- [Aim of the exercise]: Every record must be repeated exactly; omit any pictures they contain.

- [Dataset excerpts]:
# # #
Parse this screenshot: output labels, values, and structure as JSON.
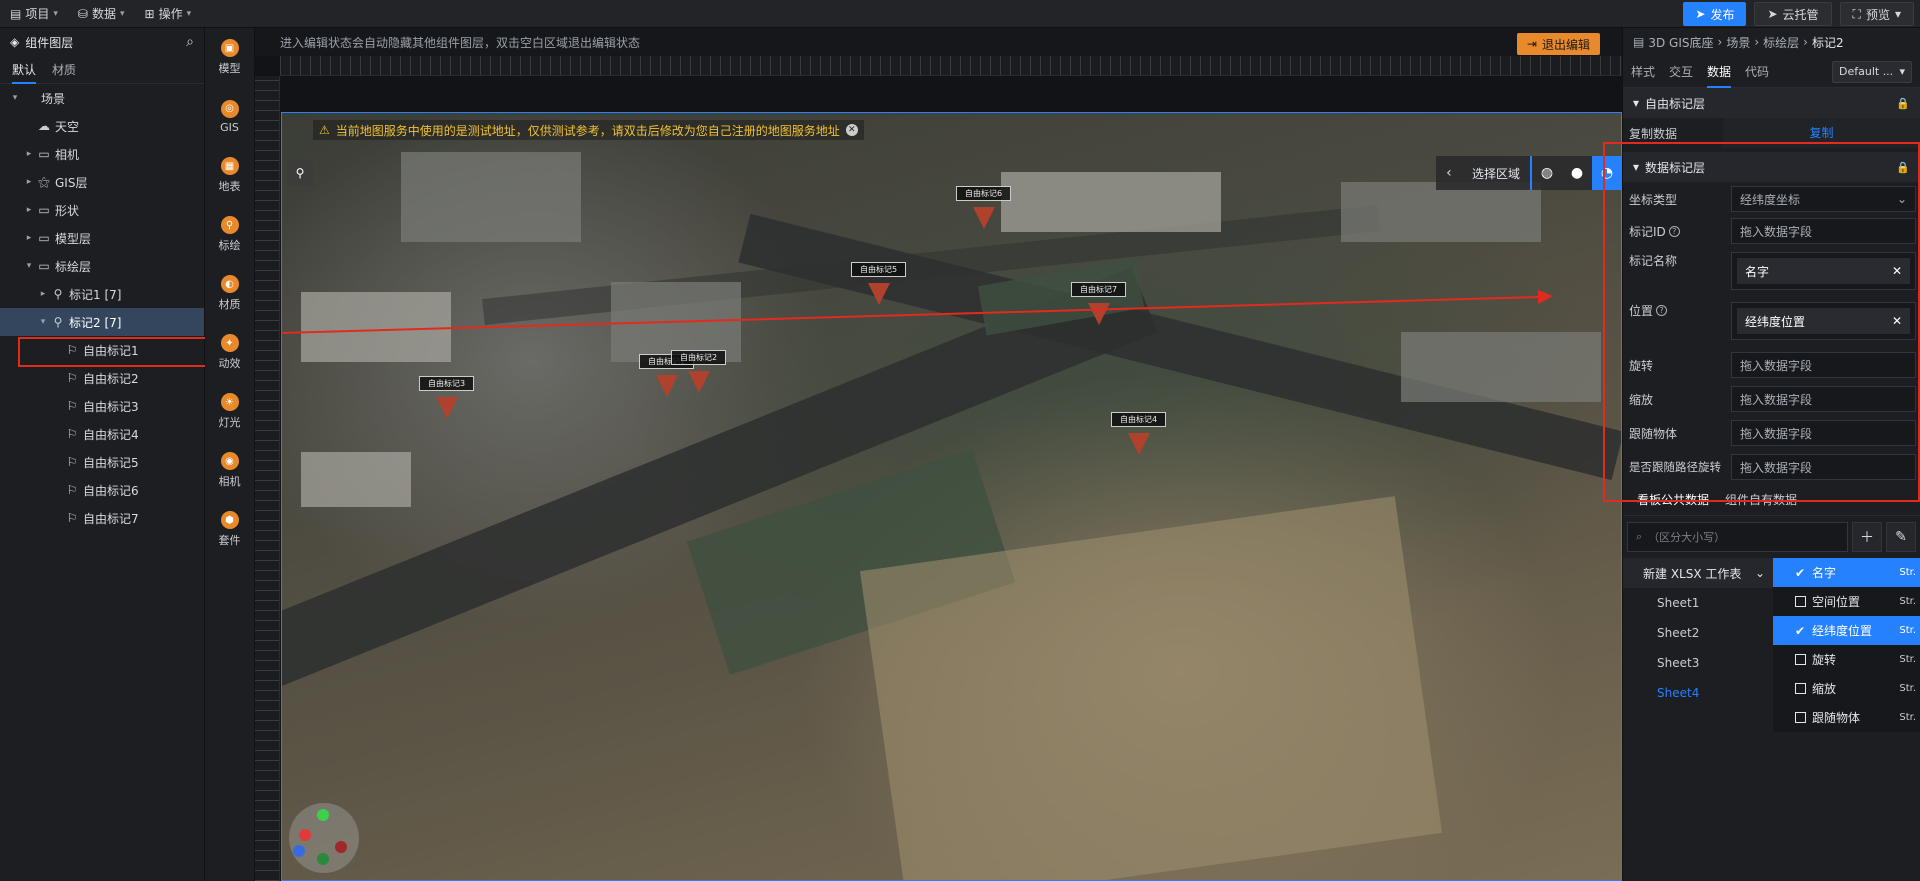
{
  "topbar": {
    "menus": [
      {
        "label": "项目",
        "icon": "file-icon"
      },
      {
        "label": "数据",
        "icon": "database-icon"
      },
      {
        "label": "操作",
        "icon": "grid-icon"
      }
    ],
    "publish": "发布",
    "cloud": "云托管",
    "preview": "预览"
  },
  "left_panel": {
    "title": "组件图层",
    "tabs": [
      "默认",
      "材质"
    ],
    "tree": [
      {
        "label": "场景",
        "level": 0,
        "caret": "down"
      },
      {
        "label": "天空",
        "level": 1,
        "caret": "none"
      },
      {
        "label": "相机",
        "level": 1,
        "caret": "right"
      },
      {
        "label": "GIS层",
        "level": 1,
        "caret": "right"
      },
      {
        "label": "形状",
        "level": 1,
        "caret": "right"
      },
      {
        "label": "模型层",
        "level": 1,
        "caret": "right"
      },
      {
        "label": "标绘层",
        "level": 1,
        "caret": "down"
      },
      {
        "label": "标记1 [7]",
        "level": 2,
        "caret": "right"
      },
      {
        "label": "标记2 [7]",
        "level": 2,
        "caret": "down",
        "selected": true
      },
      {
        "label": "自由标记1",
        "level": 3,
        "caret": "none"
      },
      {
        "label": "自由标记2",
        "level": 3,
        "caret": "none"
      },
      {
        "label": "自由标记3",
        "level": 3,
        "caret": "none"
      },
      {
        "label": "自由标记4",
        "level": 3,
        "caret": "none"
      },
      {
        "label": "自由标记5",
        "level": 3,
        "caret": "none"
      },
      {
        "label": "自由标记6",
        "level": 3,
        "caret": "none"
      },
      {
        "label": "自由标记7",
        "level": 3,
        "caret": "none"
      }
    ]
  },
  "icon_bar": [
    "模型",
    "GIS",
    "地表",
    "标绘",
    "材质",
    "动效",
    "灯光",
    "相机",
    "套件"
  ],
  "canvas": {
    "hint": "进入编辑状态会自动隐藏其他组件图层，双击空白区域退出编辑状态",
    "exit_edit": "退出编辑",
    "warning": "当前地图服务中使用的是测试地址，仅供测试参考，请双击后修改为您自己注册的地图服务地址",
    "select_area": "选择区域",
    "markers": [
      "自由标记3",
      "自由标记1",
      "自由标记2",
      "自由标记5",
      "自由标记7",
      "自由标记4",
      "自由标记6"
    ]
  },
  "right_panel": {
    "breadcrumb": [
      "3D GIS底座",
      "场景",
      "标绘层",
      "标记2"
    ],
    "tabs": [
      "样式",
      "交互",
      "数据",
      "代码"
    ],
    "active_tab": "数据",
    "default_select": "Default ...",
    "sec_free": "自由标记层",
    "copy_label": "复制数据",
    "copy_action": "复制",
    "sec_data": "数据标记层",
    "coord_type_label": "坐标类型",
    "coord_type_value": "经纬度坐标",
    "marker_id_label": "标记ID",
    "marker_name_label": "标记名称",
    "marker_name_value": "名字",
    "position_label": "位置",
    "position_value": "经纬度位置",
    "rotate_label": "旋转",
    "scale_label": "缩放",
    "follow_label": "跟随物体",
    "follow_path_label": "是否跟随路径旋转",
    "drop_placeholder": "拖入数据字段",
    "ds_tabs": [
      "看板公共数据",
      "组件自有数据"
    ],
    "search_placeholder": "（区分大小写）",
    "workbook": "新建 XLSX 工作表",
    "sheets": [
      "Sheet1",
      "Sheet2",
      "Sheet3",
      "Sheet4"
    ],
    "active_sheet": "Sheet4",
    "fields": [
      {
        "name": "名字",
        "type": "Str.",
        "checked": true
      },
      {
        "name": "空间位置",
        "type": "Str.",
        "checked": false
      },
      {
        "name": "经纬度位置",
        "type": "Str.",
        "checked": true
      },
      {
        "name": "旋转",
        "type": "Str.",
        "checked": false
      },
      {
        "name": "缩放",
        "type": "Str.",
        "checked": false
      },
      {
        "name": "跟随物体",
        "type": "Str.",
        "checked": false
      }
    ]
  },
  "colors": {
    "accent": "#2681ff",
    "highlight_box": "#e22a1f",
    "warn": "#f1c232",
    "exit_btn": "#e8892c"
  }
}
# # #
- [Complete output]:
Parse this screenshot: output labels, values, and structure as JSON.
{
  "topbar": {
    "menus": [
      {
        "label": "项目",
        "icon": "file-icon"
      },
      {
        "label": "数据",
        "icon": "database-icon"
      },
      {
        "label": "操作",
        "icon": "grid-icon"
      }
    ],
    "publish": "发布",
    "cloud": "云托管",
    "preview": "预览"
  },
  "left_panel": {
    "title": "组件图层",
    "tabs": [
      "默认",
      "材质"
    ],
    "tree": [
      {
        "label": "场景",
        "level": 0,
        "caret": "down"
      },
      {
        "label": "天空",
        "level": 1,
        "caret": "none"
      },
      {
        "label": "相机",
        "level": 1,
        "caret": "right"
      },
      {
        "label": "GIS层",
        "level": 1,
        "caret": "right"
      },
      {
        "label": "形状",
        "level": 1,
        "caret": "right"
      },
      {
        "label": "模型层",
        "level": 1,
        "caret": "right"
      },
      {
        "label": "标绘层",
        "level": 1,
        "caret": "down"
      },
      {
        "label": "标记1 [7]",
        "level": 2,
        "caret": "right"
      },
      {
        "label": "标记2 [7]",
        "level": 2,
        "caret": "down",
        "selected": true
      },
      {
        "label": "自由标记1",
        "level": 3,
        "caret": "none"
      },
      {
        "label": "自由标记2",
        "level": 3,
        "caret": "none"
      },
      {
        "label": "自由标记3",
        "level": 3,
        "caret": "none"
      },
      {
        "label": "自由标记4",
        "level": 3,
        "caret": "none"
      },
      {
        "label": "自由标记5",
        "level": 3,
        "caret": "none"
      },
      {
        "label": "自由标记6",
        "level": 3,
        "caret": "none"
      },
      {
        "label": "自由标记7",
        "level": 3,
        "caret": "none"
      }
    ]
  },
  "icon_bar": [
    "模型",
    "GIS",
    "地表",
    "标绘",
    "材质",
    "动效",
    "灯光",
    "相机",
    "套件"
  ],
  "canvas": {
    "hint": "进入编辑状态会自动隐藏其他组件图层，双击空白区域退出编辑状态",
    "exit_edit": "退出编辑",
    "warning": "当前地图服务中使用的是测试地址，仅供测试参考，请双击后修改为您自己注册的地图服务地址",
    "select_area": "选择区域",
    "markers": [
      "自由标记3",
      "自由标记1",
      "自由标记2",
      "自由标记5",
      "自由标记7",
      "自由标记4",
      "自由标记6"
    ]
  },
  "right_panel": {
    "breadcrumb": [
      "3D GIS底座",
      "场景",
      "标绘层",
      "标记2"
    ],
    "tabs": [
      "样式",
      "交互",
      "数据",
      "代码"
    ],
    "active_tab": "数据",
    "default_select": "Default ...",
    "sec_free": "自由标记层",
    "copy_label": "复制数据",
    "copy_action": "复制",
    "sec_data": "数据标记层",
    "coord_type_label": "坐标类型",
    "coord_type_value": "经纬度坐标",
    "marker_id_label": "标记ID",
    "marker_name_label": "标记名称",
    "marker_name_value": "名字",
    "position_label": "位置",
    "position_value": "经纬度位置",
    "rotate_label": "旋转",
    "scale_label": "缩放",
    "follow_label": "跟随物体",
    "follow_path_label": "是否跟随路径旋转",
    "drop_placeholder": "拖入数据字段",
    "ds_tabs": [
      "看板公共数据",
      "组件自有数据"
    ],
    "search_placeholder": "（区分大小写）",
    "workbook": "新建 XLSX 工作表",
    "sheets": [
      "Sheet1",
      "Sheet2",
      "Sheet3",
      "Sheet4"
    ],
    "active_sheet": "Sheet4",
    "fields": [
      {
        "name": "名字",
        "type": "Str.",
        "checked": true
      },
      {
        "name": "空间位置",
        "type": "Str.",
        "checked": false
      },
      {
        "name": "经纬度位置",
        "type": "Str.",
        "checked": true
      },
      {
        "name": "旋转",
        "type": "Str.",
        "checked": false
      },
      {
        "name": "缩放",
        "type": "Str.",
        "checked": false
      },
      {
        "name": "跟随物体",
        "type": "Str.",
        "checked": false
      }
    ]
  },
  "colors": {
    "accent": "#2681ff",
    "highlight_box": "#e22a1f",
    "warn": "#f1c232",
    "exit_btn": "#e8892c"
  }
}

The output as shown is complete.